Collect every line in the listing below that contains the word "Make", and copy each one in full.

▶ _Information provided_
▽

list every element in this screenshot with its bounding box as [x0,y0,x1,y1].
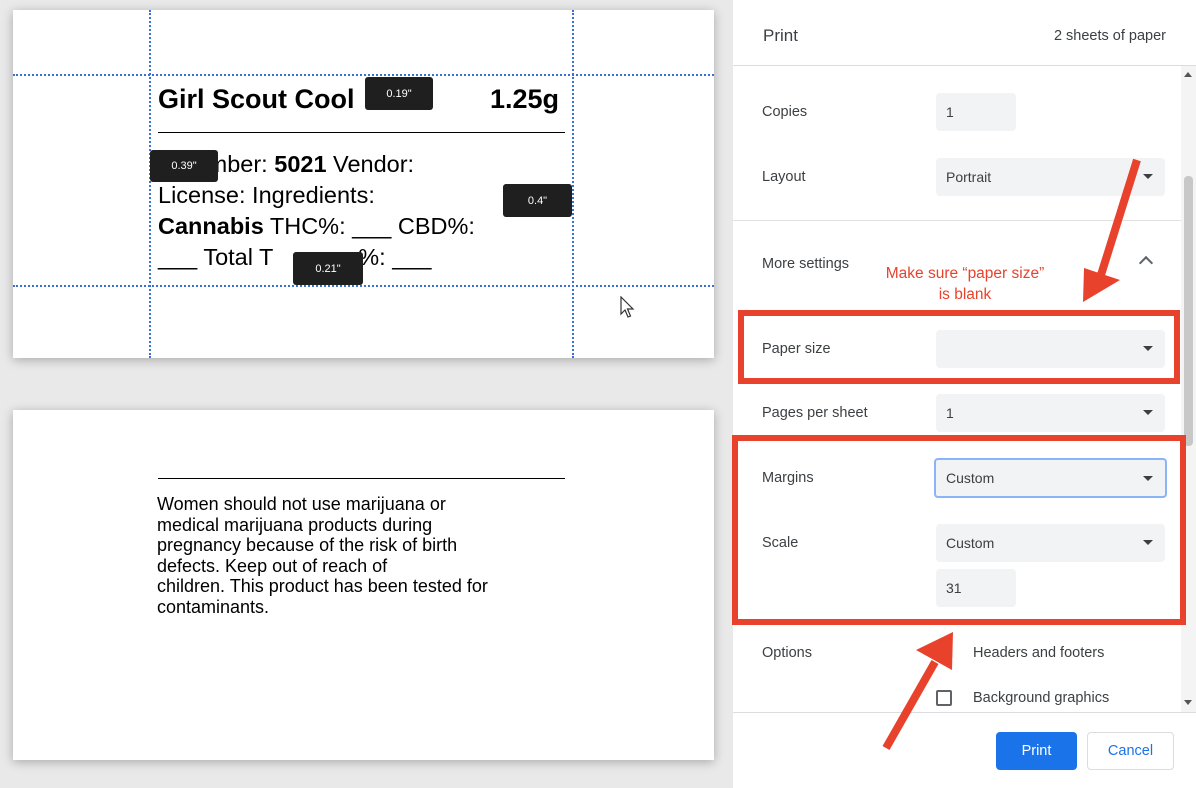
annotation-note: Make sure “paper size” is blank [860,263,1070,305]
label-line4: ___ Total T [158,244,274,270]
label-ingredient: Cannabis [158,213,264,239]
top-margin-tooltip: 0.19" [365,77,433,110]
chevron-up-icon[interactable] [1138,255,1154,271]
annotation-line-1: Make sure “paper size” [885,265,1045,282]
bottom-margin-guide[interactable] [13,285,714,287]
section-divider [733,220,1182,221]
scrollbar-thumb[interactable] [1184,176,1193,446]
preview-sheet-1: Girl Scout Cool 1.25g n Number: 5021 Ven… [13,10,714,358]
panel-footer: Print Cancel [733,712,1196,788]
warning-line: defects. Keep out of reach of [157,555,388,576]
warning-line: children. This product has been tested f… [157,576,488,596]
layout-value: Portrait [946,169,992,185]
label-line3-post: THC%: ___ CBD%: [263,213,475,239]
preview-sheet-2: Women should not use marijuana or medica… [13,410,714,760]
more-settings-toggle[interactable]: More settings [762,256,849,272]
warning-line: contaminants. [157,596,270,617]
margins-scale-highlight-box [732,435,1186,625]
cancel-button[interactable]: Cancel [1087,732,1174,770]
panel-header: Print 2 sheets of paper [733,0,1196,66]
scroll-up-icon[interactable] [1184,72,1192,77]
sheet-count: 2 sheets of paper [1053,28,1166,44]
pages-per-sheet-value: 1 [946,405,954,421]
copies-label: Copies [762,104,808,120]
label-line1-post: Vendor: [326,151,415,177]
label-divider [158,132,565,133]
headers-footers-label[interactable]: Headers and footers [973,645,1104,661]
print-button[interactable]: Print [996,732,1077,770]
warning-divider [158,478,565,479]
left-margin-guide[interactable] [149,10,151,358]
warning-line: pregnancy because of the risk of birth [157,535,458,555]
warning-line: medical marijuana products during [157,514,433,535]
top-margin-guide[interactable] [13,74,714,76]
options-label: Options [762,645,812,661]
label-batch-number: 5021 [274,151,327,177]
chevron-down-icon [1143,410,1153,415]
bottom-margin-tooltip: 0.21" [293,252,363,285]
print-preview-area: Girl Scout Cool 1.25g n Number: 5021 Ven… [0,0,733,788]
paper-size-highlight-box [738,310,1180,384]
copies-input[interactable]: 1 [936,93,1016,131]
left-margin-tooltip: 0.39" [150,150,218,182]
background-graphics-label[interactable]: Background graphics [973,690,1109,706]
print-settings-panel: Print 2 sheets of paper Copies 1 Layout … [733,0,1196,788]
label-weight: 1.25g [490,84,560,114]
right-margin-tooltip: 0.4" [503,184,572,217]
right-margin-guide[interactable] [572,10,574,358]
layout-select[interactable]: Portrait [936,158,1165,196]
scroll-down-icon[interactable] [1184,700,1192,705]
chevron-down-icon [1143,174,1153,179]
pages-per-sheet-label: Pages per sheet [762,405,868,421]
mouse-cursor-icon [620,296,635,318]
label-product-title: Girl Scout Cool [158,84,355,114]
panel-title: Print [763,26,798,45]
pages-per-sheet-select[interactable]: 1 [936,394,1165,432]
warning-line: Women should not use marijuana or [157,494,446,514]
layout-label: Layout [762,169,806,185]
background-graphics-checkbox[interactable] [936,690,952,706]
warning-text: Women should not use marijuana or medica… [157,494,577,617]
annotation-line-2: is blank [938,286,992,303]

△

▶ _Exercise output_
annotation-note: Make sure “paper size” is blank [860,263,1070,305]
annotation-line-1: Make sure “paper size” [885,265,1045,282]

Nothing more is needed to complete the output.